WRITTEN PROBLEM | Extract each line holding the word "this" from the entries.

SUPPLIED DATA |
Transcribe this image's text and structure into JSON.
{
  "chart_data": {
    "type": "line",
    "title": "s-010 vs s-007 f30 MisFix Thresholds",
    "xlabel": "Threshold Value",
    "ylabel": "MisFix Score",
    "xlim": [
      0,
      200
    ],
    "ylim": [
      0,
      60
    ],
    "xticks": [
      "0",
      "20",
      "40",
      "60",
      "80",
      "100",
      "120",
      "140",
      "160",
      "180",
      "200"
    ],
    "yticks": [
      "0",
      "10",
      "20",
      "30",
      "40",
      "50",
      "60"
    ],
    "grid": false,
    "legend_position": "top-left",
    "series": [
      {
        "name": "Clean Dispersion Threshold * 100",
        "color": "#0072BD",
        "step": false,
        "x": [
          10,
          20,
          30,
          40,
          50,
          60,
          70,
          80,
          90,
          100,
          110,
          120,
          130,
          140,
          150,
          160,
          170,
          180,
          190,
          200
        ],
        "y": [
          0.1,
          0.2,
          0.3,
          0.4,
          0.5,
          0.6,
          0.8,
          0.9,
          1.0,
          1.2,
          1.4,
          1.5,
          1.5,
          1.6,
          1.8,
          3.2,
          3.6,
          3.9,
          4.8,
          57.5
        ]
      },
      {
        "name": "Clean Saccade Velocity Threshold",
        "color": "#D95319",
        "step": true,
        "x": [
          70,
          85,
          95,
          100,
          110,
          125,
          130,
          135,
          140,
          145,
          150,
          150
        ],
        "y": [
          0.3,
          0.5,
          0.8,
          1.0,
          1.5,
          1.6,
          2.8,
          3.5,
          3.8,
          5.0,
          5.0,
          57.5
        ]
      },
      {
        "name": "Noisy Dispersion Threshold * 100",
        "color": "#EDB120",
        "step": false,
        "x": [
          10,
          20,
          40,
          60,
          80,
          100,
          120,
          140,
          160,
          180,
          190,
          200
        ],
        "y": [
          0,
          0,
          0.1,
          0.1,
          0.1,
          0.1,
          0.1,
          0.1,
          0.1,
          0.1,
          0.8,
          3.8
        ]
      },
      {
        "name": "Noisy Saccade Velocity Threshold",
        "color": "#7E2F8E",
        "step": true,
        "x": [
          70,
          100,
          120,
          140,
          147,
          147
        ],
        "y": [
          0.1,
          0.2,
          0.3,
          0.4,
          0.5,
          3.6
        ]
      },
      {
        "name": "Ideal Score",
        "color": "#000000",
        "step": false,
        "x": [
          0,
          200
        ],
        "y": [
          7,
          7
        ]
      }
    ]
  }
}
---
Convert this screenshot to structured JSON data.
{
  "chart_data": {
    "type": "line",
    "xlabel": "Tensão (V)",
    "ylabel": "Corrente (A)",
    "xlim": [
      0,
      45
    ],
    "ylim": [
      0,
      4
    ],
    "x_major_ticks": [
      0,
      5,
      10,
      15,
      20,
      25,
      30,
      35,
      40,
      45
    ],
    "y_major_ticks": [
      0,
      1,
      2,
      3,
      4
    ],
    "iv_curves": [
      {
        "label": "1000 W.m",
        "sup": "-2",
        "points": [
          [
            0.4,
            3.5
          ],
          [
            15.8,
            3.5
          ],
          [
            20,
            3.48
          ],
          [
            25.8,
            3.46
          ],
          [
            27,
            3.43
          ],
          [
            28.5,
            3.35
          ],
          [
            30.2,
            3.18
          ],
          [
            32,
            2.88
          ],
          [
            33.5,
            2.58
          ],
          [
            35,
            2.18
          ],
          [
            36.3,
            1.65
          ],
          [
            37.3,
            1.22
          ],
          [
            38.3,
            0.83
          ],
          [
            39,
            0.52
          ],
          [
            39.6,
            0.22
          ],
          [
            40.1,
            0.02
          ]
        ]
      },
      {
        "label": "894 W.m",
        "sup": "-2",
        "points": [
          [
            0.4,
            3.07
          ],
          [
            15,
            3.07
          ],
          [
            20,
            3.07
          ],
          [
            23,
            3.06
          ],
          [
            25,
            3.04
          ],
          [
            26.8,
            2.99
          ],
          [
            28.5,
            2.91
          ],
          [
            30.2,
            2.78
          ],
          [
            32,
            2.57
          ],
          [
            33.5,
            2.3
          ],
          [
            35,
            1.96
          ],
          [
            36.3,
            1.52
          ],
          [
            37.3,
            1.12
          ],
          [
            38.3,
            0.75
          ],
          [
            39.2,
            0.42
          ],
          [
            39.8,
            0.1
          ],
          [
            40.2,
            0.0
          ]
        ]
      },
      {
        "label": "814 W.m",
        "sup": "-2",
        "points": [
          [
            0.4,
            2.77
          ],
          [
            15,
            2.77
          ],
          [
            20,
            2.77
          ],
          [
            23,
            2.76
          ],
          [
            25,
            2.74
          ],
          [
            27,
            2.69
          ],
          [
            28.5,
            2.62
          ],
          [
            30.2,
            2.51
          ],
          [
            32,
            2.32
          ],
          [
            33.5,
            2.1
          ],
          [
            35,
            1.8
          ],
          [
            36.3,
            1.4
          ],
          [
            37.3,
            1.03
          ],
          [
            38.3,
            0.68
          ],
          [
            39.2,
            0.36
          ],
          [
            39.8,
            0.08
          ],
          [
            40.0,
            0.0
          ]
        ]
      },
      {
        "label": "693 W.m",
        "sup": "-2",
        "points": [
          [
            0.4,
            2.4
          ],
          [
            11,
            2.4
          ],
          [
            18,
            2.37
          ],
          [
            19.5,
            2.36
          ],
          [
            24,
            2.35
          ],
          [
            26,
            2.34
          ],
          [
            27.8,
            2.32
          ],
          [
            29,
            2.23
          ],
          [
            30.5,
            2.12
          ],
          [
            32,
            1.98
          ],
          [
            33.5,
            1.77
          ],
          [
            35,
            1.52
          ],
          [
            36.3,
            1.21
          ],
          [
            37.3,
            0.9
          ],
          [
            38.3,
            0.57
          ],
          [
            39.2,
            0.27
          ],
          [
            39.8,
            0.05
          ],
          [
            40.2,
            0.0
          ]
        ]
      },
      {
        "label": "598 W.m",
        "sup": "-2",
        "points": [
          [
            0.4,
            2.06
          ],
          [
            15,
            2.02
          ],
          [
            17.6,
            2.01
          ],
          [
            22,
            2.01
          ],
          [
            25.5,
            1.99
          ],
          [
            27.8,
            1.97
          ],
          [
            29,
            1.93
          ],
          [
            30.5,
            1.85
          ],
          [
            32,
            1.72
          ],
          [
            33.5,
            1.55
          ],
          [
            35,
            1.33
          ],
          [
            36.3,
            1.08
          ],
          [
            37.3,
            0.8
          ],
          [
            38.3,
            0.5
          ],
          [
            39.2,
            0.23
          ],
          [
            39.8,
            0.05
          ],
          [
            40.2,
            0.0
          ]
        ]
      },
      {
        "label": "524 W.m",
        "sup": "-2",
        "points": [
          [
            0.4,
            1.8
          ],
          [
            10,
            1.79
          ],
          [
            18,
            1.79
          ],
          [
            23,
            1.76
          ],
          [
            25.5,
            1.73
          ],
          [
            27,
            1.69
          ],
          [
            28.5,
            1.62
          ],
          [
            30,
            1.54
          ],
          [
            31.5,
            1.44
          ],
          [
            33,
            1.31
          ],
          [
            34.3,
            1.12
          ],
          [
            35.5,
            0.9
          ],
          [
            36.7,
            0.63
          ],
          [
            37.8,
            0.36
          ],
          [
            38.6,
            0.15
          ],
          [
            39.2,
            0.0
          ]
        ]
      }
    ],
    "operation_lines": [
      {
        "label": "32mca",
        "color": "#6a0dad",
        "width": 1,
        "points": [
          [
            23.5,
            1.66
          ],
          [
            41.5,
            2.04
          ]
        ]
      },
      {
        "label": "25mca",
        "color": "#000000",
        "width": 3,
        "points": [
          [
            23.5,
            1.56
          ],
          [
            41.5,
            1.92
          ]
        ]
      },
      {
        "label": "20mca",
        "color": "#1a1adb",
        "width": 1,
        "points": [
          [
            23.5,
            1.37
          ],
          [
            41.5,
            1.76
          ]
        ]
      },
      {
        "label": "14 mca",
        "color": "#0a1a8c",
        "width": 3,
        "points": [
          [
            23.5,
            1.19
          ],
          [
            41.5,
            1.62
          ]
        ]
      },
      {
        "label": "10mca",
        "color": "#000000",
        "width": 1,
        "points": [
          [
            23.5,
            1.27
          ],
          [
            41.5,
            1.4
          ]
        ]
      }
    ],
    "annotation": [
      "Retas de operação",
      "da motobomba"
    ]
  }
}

ANSWER FOR THE TASK |
Transcribe this image's text and structure into JSON.
Convert this screenshot to structured JSON data.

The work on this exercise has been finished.